- **Exercise instructions**: Give only the number of lines in the data that contain the word "page".

- **Material shown**:
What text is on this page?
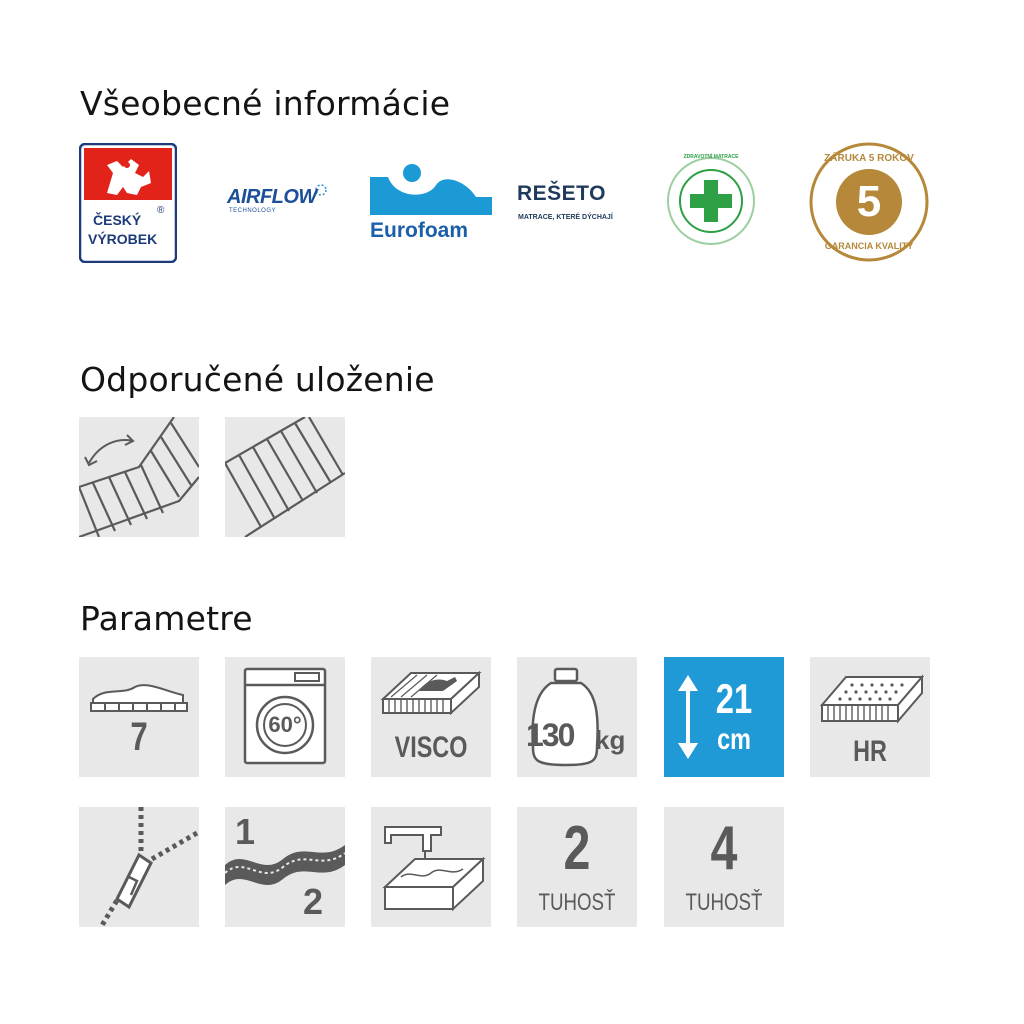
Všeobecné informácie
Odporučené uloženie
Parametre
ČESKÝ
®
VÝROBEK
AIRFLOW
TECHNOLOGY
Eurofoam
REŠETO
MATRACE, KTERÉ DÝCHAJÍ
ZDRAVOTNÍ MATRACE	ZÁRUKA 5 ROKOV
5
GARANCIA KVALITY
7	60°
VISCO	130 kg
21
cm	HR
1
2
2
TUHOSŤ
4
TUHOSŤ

--

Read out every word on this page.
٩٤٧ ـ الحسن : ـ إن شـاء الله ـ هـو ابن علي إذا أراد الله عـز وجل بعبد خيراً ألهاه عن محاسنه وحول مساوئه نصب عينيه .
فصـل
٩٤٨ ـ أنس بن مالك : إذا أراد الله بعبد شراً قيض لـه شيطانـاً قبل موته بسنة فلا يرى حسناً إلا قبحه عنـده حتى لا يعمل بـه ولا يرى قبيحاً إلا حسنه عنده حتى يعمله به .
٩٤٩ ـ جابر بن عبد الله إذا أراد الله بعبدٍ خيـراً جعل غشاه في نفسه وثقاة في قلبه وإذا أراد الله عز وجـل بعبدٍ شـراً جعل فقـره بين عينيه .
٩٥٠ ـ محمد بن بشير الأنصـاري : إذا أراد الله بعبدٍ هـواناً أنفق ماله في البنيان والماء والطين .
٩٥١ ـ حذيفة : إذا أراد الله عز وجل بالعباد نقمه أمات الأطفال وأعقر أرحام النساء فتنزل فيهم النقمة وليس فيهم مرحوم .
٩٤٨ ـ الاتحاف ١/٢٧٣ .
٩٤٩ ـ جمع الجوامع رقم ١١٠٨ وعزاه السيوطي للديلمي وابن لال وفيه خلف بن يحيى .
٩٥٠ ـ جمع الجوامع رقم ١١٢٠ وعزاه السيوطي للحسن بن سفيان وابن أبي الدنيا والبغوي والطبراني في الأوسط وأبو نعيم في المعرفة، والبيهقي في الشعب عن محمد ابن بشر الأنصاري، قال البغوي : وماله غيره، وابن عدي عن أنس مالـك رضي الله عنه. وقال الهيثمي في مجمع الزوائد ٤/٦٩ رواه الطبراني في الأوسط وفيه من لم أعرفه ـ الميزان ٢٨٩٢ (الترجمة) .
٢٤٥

- **Solution to the exercise**: 2